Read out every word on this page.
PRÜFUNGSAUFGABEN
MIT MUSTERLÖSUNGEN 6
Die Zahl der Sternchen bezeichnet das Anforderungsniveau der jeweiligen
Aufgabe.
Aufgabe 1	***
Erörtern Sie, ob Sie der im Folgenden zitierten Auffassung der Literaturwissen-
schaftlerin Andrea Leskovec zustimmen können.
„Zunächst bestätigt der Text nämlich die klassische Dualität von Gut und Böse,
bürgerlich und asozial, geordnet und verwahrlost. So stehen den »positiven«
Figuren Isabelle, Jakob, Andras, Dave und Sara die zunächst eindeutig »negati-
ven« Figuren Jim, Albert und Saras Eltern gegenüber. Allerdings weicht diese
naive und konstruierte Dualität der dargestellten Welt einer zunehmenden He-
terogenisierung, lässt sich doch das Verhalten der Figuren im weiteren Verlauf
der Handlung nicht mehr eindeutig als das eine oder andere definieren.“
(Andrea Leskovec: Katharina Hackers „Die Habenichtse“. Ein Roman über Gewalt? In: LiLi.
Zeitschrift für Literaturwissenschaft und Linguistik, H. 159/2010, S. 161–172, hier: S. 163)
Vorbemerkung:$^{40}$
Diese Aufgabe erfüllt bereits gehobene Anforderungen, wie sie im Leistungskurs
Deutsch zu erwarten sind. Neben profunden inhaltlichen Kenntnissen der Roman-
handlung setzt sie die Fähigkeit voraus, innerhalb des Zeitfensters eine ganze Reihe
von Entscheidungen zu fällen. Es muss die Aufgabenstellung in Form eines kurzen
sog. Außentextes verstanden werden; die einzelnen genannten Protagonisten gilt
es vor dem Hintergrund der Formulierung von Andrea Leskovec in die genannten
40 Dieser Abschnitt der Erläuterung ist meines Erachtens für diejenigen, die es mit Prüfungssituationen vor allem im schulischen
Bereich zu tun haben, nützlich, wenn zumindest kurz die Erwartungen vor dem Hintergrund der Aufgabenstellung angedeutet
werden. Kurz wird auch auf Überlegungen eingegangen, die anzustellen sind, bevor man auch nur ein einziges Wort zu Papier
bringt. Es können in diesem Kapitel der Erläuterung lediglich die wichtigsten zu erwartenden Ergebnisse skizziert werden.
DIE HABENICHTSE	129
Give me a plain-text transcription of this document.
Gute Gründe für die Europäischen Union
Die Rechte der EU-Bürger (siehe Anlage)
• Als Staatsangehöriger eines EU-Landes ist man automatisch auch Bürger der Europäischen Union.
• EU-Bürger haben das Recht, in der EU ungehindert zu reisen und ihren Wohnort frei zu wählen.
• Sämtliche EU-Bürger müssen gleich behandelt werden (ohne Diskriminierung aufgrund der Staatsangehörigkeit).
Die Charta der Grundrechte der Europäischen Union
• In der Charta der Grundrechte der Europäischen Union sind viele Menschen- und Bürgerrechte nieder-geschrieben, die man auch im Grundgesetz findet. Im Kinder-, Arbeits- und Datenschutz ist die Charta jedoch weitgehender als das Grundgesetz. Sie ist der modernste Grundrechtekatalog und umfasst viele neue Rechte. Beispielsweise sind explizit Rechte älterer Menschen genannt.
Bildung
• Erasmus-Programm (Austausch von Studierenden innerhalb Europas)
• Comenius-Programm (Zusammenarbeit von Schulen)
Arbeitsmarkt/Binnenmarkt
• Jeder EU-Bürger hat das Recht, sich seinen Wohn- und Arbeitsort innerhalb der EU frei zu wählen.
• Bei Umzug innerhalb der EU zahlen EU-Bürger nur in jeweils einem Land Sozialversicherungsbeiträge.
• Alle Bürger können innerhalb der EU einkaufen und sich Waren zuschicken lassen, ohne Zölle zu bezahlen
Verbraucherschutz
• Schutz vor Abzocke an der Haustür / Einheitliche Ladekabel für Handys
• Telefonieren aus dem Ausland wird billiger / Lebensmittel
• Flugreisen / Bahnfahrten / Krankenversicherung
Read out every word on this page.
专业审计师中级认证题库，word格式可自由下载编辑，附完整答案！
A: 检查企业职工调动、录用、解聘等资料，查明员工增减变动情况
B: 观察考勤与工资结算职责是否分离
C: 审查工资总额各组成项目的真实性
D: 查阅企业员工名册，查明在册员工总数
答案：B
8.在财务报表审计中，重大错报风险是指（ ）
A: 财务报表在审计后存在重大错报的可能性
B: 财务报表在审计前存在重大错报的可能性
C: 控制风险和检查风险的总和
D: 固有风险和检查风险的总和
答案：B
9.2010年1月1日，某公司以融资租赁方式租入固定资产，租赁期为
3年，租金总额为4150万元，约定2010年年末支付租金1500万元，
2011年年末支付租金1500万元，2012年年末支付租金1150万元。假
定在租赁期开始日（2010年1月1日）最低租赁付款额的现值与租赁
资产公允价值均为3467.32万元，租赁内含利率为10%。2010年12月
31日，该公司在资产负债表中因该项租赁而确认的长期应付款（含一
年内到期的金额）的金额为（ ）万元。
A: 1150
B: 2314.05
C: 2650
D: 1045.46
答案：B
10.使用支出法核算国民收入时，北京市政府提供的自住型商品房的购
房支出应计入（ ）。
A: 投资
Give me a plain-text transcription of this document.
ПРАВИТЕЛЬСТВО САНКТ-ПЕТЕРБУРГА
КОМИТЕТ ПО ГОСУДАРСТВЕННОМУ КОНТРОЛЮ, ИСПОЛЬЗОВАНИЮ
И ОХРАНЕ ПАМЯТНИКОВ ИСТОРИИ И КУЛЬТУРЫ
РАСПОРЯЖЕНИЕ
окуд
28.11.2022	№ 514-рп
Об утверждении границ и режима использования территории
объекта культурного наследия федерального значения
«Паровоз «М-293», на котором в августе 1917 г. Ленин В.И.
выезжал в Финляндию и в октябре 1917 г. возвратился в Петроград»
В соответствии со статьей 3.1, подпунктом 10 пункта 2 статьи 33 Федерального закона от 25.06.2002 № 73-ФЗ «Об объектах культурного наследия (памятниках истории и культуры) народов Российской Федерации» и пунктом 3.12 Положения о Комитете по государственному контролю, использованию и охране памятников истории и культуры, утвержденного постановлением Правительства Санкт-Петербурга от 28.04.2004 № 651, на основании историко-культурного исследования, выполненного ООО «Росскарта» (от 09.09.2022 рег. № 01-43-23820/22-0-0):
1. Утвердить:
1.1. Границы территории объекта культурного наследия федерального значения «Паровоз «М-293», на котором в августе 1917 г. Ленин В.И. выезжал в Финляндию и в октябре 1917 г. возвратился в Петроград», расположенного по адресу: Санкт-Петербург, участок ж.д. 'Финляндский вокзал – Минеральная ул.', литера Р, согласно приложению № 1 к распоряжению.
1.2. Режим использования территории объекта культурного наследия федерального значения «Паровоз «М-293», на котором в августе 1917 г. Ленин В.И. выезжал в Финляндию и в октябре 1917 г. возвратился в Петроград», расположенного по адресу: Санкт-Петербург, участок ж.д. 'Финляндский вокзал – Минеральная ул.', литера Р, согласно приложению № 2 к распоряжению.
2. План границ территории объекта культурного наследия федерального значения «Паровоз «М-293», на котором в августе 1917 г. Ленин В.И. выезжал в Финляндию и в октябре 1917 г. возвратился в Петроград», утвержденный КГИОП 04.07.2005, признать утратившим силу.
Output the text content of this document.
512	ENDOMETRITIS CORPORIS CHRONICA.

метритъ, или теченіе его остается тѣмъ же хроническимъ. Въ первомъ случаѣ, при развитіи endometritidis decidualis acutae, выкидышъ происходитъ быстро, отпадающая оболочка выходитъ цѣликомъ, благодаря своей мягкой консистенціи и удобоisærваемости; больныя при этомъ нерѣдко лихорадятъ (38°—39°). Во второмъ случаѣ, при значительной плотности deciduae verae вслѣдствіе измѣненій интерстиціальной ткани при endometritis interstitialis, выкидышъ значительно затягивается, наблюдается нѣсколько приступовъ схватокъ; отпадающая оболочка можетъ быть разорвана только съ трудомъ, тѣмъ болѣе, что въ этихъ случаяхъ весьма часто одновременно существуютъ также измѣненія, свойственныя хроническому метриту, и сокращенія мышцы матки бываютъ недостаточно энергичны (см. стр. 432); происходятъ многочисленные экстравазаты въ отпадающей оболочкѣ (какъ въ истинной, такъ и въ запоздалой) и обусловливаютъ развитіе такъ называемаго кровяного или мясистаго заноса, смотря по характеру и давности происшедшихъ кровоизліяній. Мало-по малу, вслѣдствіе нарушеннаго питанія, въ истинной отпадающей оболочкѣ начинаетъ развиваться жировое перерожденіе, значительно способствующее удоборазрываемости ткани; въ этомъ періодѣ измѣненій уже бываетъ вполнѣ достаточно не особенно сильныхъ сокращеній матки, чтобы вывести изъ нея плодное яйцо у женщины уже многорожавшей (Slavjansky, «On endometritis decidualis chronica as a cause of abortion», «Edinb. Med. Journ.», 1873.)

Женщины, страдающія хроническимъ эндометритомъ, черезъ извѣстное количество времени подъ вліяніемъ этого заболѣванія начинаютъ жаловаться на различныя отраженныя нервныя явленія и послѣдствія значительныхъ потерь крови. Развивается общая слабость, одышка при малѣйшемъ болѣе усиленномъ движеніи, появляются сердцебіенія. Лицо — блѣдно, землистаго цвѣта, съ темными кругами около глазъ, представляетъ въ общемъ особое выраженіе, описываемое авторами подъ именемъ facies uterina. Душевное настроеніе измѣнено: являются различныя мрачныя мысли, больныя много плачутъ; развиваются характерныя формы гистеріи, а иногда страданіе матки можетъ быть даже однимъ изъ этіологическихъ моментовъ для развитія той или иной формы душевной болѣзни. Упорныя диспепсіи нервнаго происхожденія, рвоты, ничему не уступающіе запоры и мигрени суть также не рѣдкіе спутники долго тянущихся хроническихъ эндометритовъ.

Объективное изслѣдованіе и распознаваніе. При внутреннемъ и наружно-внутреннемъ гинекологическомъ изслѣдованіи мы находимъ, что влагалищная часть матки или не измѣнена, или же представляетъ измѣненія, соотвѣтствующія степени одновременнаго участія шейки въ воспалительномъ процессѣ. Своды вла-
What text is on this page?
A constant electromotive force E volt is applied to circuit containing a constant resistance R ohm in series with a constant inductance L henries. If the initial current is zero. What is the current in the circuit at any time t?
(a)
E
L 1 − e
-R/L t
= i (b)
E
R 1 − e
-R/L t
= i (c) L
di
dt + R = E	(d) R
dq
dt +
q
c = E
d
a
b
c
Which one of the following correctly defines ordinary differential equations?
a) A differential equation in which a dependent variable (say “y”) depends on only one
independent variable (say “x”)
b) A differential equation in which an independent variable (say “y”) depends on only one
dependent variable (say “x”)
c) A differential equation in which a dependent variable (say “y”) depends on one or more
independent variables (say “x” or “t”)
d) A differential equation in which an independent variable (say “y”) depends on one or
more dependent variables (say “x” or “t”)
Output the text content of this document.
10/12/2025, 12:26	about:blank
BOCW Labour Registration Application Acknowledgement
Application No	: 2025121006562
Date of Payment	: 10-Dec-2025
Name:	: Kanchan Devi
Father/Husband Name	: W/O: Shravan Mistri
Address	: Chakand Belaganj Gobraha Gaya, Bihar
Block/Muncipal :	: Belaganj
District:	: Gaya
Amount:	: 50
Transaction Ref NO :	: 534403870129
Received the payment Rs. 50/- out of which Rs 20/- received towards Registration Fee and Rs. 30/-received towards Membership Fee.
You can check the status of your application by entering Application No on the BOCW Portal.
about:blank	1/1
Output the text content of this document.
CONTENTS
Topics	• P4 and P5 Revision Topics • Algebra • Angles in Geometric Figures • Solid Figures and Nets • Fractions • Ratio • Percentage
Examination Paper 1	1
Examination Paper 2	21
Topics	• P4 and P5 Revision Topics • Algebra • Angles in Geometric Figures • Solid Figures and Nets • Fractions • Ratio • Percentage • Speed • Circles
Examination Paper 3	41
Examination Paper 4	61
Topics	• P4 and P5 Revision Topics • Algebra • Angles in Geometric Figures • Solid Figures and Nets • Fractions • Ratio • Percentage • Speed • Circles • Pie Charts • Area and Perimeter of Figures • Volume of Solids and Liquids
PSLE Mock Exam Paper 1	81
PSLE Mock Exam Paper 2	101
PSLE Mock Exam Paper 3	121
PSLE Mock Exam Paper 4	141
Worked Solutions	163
==*==
# [Short task]
Of the lines in the material above, state how many contain the string "котором"; give no other text.

# [Response to the exercise]
4